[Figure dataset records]
☆ ☆ ☆

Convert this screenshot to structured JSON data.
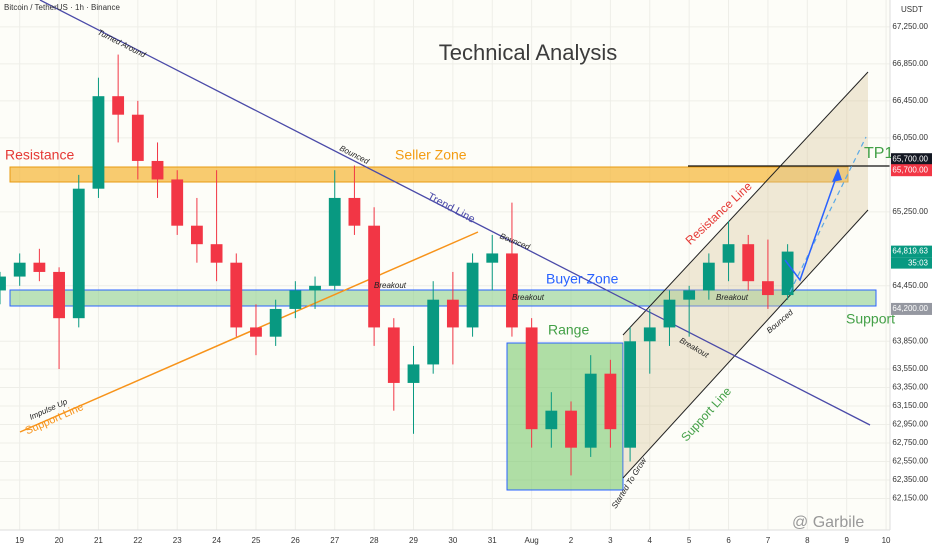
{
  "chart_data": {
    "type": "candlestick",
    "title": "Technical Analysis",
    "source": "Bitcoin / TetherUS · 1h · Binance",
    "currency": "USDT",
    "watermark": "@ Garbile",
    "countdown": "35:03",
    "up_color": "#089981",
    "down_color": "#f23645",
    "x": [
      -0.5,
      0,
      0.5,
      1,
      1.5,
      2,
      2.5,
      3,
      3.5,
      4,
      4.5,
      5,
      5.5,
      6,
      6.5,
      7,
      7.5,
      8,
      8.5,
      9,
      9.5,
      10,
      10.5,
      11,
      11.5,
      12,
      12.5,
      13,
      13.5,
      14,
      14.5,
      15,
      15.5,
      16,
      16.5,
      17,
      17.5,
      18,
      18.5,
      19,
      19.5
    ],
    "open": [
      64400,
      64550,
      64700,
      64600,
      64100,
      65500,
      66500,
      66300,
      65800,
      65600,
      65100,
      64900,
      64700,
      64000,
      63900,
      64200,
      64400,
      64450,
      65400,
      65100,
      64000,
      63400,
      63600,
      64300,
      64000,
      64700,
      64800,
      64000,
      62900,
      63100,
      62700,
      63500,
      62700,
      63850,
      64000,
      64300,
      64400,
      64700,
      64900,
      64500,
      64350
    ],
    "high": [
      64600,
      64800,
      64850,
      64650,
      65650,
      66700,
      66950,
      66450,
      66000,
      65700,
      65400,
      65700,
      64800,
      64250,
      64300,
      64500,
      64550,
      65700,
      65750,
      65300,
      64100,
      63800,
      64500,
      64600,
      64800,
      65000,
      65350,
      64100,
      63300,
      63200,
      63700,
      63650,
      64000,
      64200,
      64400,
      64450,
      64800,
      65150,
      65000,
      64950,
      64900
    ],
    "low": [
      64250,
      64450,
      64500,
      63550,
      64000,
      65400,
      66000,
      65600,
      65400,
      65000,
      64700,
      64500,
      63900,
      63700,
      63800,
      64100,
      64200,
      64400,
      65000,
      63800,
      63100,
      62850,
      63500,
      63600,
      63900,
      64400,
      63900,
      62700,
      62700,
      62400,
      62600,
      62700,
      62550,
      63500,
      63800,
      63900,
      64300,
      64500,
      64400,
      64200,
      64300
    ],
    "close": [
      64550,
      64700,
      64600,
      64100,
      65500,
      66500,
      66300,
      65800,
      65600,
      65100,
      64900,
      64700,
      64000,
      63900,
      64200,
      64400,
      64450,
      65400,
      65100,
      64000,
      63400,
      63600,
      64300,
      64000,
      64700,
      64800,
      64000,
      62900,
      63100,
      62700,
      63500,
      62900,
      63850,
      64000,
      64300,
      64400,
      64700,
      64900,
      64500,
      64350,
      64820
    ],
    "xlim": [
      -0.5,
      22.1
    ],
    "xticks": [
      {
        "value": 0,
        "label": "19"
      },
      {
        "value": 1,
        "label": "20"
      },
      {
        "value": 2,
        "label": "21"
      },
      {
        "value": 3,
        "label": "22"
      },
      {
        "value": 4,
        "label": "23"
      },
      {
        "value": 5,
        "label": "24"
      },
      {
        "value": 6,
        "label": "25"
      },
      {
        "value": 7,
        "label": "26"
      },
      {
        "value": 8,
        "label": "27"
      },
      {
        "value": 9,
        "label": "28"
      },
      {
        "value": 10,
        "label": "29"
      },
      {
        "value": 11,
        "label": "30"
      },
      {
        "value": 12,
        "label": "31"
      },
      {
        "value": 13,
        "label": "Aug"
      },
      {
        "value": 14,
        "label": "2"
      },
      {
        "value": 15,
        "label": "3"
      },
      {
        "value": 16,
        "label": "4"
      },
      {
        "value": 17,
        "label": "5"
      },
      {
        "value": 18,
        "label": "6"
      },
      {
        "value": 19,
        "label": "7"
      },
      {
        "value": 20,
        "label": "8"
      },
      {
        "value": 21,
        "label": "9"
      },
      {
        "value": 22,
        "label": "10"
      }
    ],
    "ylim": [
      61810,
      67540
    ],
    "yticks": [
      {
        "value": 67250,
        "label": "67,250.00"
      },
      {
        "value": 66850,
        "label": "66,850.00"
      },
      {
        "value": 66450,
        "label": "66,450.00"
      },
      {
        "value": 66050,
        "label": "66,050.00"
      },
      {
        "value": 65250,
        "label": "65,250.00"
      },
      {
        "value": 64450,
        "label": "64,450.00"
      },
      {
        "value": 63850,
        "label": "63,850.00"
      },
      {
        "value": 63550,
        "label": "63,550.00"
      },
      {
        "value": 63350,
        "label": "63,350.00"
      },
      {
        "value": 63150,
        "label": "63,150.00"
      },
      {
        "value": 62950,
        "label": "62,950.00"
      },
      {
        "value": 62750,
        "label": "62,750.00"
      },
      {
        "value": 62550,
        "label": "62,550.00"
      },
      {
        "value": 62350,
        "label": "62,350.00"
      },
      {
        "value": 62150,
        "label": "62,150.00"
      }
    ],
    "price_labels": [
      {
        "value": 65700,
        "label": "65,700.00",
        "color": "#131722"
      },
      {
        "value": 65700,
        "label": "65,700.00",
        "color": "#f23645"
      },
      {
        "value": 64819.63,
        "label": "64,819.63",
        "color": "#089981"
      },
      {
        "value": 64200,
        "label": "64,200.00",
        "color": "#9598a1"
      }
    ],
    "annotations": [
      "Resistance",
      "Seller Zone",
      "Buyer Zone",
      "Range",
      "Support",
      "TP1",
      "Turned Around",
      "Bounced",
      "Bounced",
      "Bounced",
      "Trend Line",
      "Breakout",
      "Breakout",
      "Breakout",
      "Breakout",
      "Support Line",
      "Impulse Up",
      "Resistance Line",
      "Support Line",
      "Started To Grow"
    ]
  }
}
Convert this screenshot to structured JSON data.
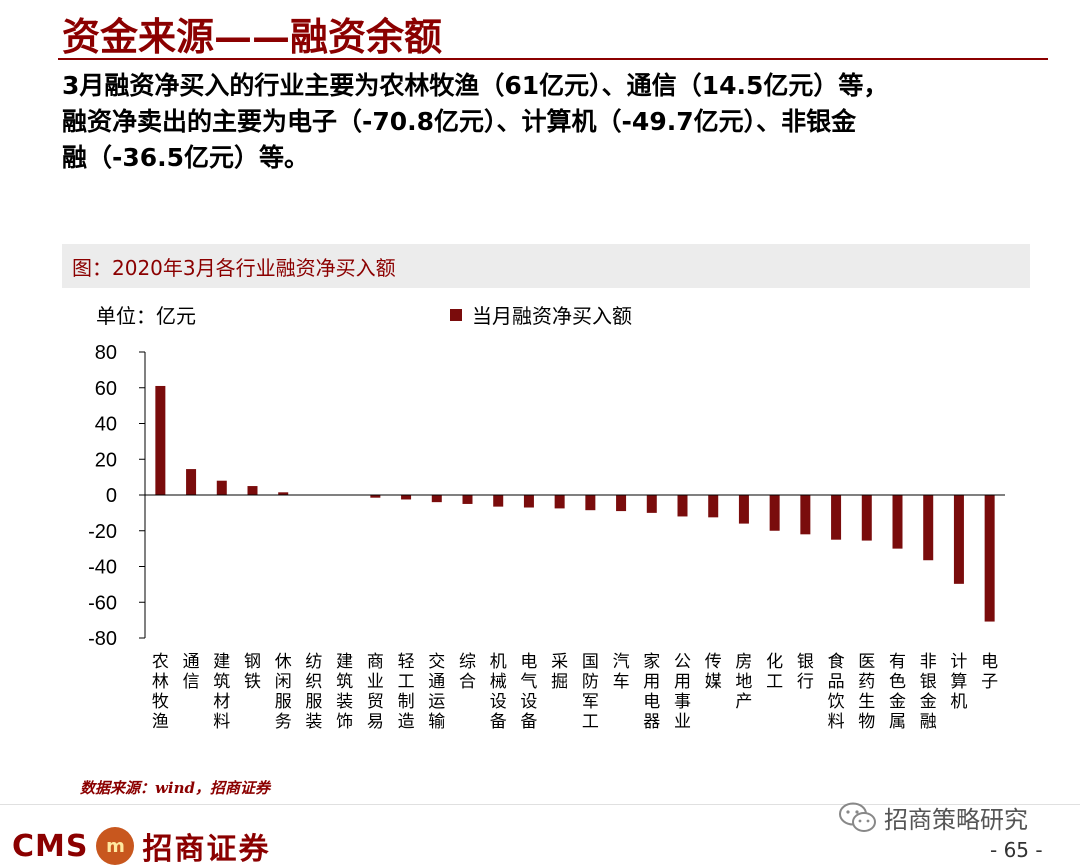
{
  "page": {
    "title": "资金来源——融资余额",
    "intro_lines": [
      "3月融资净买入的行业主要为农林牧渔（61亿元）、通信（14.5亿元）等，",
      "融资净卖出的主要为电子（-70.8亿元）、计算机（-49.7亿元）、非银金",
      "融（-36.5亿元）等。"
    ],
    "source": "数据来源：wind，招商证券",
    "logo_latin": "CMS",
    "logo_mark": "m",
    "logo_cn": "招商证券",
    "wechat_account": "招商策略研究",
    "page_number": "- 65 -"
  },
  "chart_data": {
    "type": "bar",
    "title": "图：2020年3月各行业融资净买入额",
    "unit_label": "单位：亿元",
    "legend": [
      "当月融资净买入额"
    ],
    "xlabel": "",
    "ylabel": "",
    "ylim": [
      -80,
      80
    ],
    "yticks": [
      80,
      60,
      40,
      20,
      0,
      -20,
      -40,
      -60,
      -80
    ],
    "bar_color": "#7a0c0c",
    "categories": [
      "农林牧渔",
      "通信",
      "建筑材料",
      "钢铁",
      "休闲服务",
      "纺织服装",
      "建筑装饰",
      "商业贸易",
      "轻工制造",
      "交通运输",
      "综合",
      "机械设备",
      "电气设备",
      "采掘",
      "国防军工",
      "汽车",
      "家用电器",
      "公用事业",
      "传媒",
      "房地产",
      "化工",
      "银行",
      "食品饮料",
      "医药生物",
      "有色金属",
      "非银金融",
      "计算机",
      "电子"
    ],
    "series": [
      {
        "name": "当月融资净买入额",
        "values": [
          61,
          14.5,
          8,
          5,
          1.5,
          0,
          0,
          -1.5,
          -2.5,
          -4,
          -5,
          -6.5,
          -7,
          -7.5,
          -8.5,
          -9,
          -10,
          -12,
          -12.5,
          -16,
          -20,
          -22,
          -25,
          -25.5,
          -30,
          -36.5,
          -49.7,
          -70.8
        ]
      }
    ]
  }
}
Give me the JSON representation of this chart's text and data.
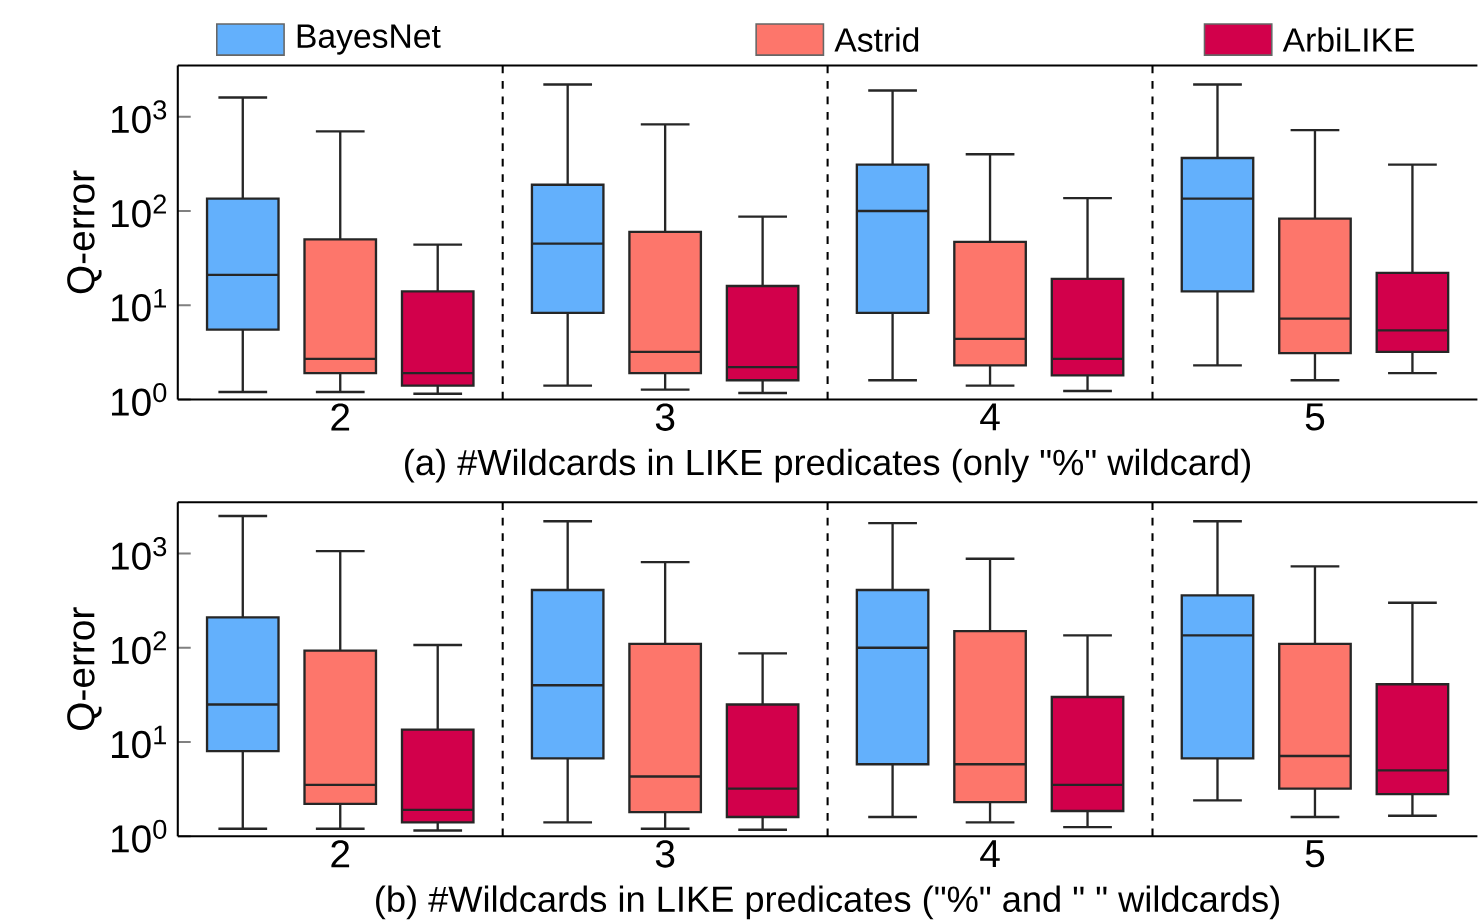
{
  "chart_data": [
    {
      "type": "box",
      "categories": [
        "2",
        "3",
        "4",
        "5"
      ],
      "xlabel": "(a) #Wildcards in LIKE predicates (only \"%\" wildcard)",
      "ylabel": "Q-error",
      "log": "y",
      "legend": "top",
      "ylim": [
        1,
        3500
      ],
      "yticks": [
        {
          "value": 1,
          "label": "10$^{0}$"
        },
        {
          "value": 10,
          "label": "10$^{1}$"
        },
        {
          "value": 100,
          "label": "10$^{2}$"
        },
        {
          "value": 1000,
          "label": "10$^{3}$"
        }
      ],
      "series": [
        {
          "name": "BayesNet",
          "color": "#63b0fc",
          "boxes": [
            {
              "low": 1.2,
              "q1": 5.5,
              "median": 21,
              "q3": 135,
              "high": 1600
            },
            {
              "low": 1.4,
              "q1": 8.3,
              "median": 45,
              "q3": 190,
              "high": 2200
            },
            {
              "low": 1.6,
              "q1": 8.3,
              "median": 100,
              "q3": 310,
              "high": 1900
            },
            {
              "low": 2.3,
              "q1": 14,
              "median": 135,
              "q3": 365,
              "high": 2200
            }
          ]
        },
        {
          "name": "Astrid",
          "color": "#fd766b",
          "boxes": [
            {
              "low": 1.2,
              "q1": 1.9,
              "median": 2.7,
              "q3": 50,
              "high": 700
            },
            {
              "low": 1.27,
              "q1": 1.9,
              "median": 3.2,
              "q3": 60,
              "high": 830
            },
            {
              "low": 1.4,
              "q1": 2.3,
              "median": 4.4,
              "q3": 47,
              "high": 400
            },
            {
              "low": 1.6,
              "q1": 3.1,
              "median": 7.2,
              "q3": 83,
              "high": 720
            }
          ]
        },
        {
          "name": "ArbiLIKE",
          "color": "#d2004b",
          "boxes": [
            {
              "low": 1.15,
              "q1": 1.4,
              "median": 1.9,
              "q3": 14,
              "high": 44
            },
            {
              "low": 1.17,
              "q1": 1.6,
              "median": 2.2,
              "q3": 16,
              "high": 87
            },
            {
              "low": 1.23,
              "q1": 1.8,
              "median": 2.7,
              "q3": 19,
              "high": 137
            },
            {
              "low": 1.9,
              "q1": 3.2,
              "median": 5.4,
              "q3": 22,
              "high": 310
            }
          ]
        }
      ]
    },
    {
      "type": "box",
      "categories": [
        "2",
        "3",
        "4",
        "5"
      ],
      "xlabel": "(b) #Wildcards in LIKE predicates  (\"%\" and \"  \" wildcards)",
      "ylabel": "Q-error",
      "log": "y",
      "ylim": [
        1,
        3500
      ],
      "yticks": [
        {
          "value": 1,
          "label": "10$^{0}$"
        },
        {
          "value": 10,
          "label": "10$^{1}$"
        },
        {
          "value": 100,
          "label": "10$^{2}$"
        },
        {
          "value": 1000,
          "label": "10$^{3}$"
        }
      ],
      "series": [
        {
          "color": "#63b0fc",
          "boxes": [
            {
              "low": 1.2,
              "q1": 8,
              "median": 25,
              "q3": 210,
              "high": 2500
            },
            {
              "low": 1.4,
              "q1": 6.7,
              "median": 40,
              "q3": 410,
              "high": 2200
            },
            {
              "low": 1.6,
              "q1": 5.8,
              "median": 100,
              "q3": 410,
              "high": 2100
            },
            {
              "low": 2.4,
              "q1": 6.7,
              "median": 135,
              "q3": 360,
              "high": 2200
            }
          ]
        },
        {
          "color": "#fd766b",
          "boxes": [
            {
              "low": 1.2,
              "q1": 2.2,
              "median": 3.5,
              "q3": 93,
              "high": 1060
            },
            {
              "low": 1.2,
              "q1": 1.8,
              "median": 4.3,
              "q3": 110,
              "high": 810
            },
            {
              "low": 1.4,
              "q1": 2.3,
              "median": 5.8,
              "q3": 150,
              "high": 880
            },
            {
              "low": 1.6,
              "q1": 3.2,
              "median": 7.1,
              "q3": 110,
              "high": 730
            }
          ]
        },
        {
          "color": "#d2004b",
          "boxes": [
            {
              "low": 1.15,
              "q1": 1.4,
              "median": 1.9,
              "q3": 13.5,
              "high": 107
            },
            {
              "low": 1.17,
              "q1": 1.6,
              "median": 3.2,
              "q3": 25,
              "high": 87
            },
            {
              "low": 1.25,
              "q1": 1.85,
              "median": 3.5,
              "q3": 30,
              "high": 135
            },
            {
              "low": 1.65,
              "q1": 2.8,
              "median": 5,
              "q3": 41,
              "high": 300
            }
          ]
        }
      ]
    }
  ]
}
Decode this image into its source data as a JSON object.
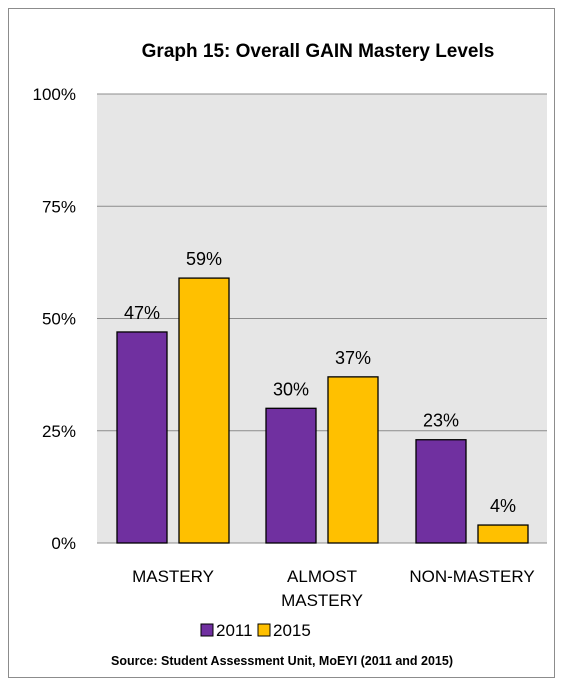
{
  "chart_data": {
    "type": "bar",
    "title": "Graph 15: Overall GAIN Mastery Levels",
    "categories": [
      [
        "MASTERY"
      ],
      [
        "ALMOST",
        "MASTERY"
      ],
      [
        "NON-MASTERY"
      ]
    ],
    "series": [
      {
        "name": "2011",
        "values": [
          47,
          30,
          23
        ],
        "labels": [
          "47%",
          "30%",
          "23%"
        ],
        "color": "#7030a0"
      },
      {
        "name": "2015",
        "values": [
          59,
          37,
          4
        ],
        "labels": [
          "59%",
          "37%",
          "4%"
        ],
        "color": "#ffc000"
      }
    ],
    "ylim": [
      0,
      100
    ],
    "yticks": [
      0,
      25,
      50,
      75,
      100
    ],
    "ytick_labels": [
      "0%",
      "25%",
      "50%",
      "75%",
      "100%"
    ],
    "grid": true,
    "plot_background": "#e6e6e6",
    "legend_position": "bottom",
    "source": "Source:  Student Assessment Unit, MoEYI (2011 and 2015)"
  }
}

☆ ☆ ☆

▸ Given task: In the entries above, identify every line with the string "title".

▸ Correct result:
    "title": "Technical Analysis",
    "title": "资金来源——融资余额",
    "title": "图：2020年3月各行业融资净买入额",
    "title": "Graph 15: Overall GAIN Mastery Levels",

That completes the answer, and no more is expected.